**Task prompt:** Write out the listing below without alteration, omitting its pictures.

**Available records:**
_ _ _ _ _ _ _

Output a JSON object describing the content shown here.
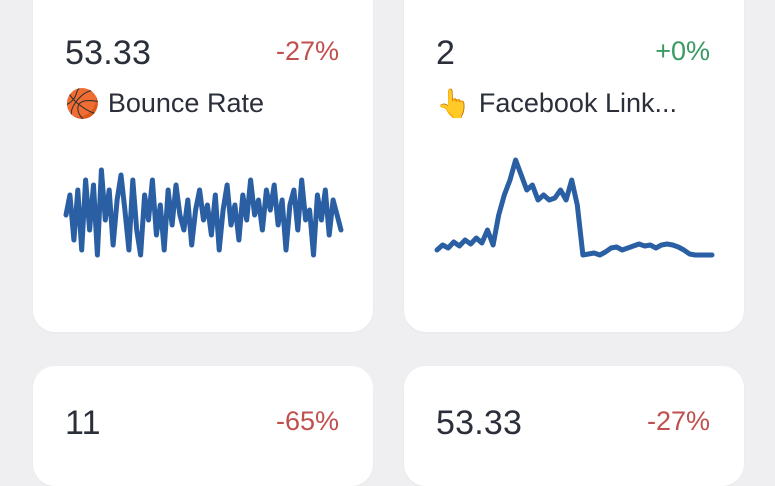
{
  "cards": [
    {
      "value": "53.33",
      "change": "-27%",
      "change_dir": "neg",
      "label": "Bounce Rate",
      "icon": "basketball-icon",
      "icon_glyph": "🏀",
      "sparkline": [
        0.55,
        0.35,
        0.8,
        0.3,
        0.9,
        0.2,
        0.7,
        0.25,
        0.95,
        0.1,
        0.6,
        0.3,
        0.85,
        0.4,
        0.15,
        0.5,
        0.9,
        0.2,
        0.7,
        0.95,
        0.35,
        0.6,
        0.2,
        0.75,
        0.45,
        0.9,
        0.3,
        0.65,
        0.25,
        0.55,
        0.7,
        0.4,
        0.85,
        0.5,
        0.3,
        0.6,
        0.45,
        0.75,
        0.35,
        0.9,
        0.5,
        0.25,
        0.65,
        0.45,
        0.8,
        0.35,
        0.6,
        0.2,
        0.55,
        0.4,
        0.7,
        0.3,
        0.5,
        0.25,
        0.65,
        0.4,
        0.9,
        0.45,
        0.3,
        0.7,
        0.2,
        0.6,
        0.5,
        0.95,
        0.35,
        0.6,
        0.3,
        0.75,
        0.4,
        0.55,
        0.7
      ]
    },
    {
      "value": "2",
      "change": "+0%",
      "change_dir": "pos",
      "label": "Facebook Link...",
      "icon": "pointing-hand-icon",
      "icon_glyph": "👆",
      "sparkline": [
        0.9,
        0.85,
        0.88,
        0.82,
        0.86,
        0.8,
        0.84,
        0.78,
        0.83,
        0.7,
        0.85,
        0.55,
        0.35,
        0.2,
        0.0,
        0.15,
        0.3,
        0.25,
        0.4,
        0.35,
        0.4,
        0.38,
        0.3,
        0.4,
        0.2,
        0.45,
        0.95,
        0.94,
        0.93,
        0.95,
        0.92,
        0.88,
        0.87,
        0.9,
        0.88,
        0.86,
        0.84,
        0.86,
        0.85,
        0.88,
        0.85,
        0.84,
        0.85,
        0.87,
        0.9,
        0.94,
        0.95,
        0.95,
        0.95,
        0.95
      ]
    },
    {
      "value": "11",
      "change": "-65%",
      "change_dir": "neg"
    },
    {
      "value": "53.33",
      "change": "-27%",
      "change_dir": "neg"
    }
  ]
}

_ _ _ _ _ _ _

**Task result:**
Output a JSON object describing the content shown here.
{
  "cards": [
    {
      "value": "53.33",
      "change": "-27%",
      "change_dir": "neg",
      "label": "Bounce Rate",
      "icon": "basketball-icon",
      "icon_glyph": "🏀",
      "sparkline": [
        0.55,
        0.35,
        0.8,
        0.3,
        0.9,
        0.2,
        0.7,
        0.25,
        0.95,
        0.1,
        0.6,
        0.3,
        0.85,
        0.4,
        0.15,
        0.5,
        0.9,
        0.2,
        0.7,
        0.95,
        0.35,
        0.6,
        0.2,
        0.75,
        0.45,
        0.9,
        0.3,
        0.65,
        0.25,
        0.55,
        0.7,
        0.4,
        0.85,
        0.5,
        0.3,
        0.6,
        0.45,
        0.75,
        0.35,
        0.9,
        0.5,
        0.25,
        0.65,
        0.45,
        0.8,
        0.35,
        0.6,
        0.2,
        0.55,
        0.4,
        0.7,
        0.3,
        0.5,
        0.25,
        0.65,
        0.4,
        0.9,
        0.45,
        0.3,
        0.7,
        0.2,
        0.6,
        0.5,
        0.95,
        0.35,
        0.6,
        0.3,
        0.75,
        0.4,
        0.55,
        0.7
      ]
    },
    {
      "value": "2",
      "change": "+0%",
      "change_dir": "pos",
      "label": "Facebook Link...",
      "icon": "pointing-hand-icon",
      "icon_glyph": "👆",
      "sparkline": [
        0.9,
        0.85,
        0.88,
        0.82,
        0.86,
        0.8,
        0.84,
        0.78,
        0.83,
        0.7,
        0.85,
        0.55,
        0.35,
        0.2,
        0.0,
        0.15,
        0.3,
        0.25,
        0.4,
        0.35,
        0.4,
        0.38,
        0.3,
        0.4,
        0.2,
        0.45,
        0.95,
        0.94,
        0.93,
        0.95,
        0.92,
        0.88,
        0.87,
        0.9,
        0.88,
        0.86,
        0.84,
        0.86,
        0.85,
        0.88,
        0.85,
        0.84,
        0.85,
        0.87,
        0.9,
        0.94,
        0.95,
        0.95,
        0.95,
        0.95
      ]
    },
    {
      "value": "11",
      "change": "-65%",
      "change_dir": "neg"
    },
    {
      "value": "53.33",
      "change": "-27%",
      "change_dir": "neg"
    }
  ]
}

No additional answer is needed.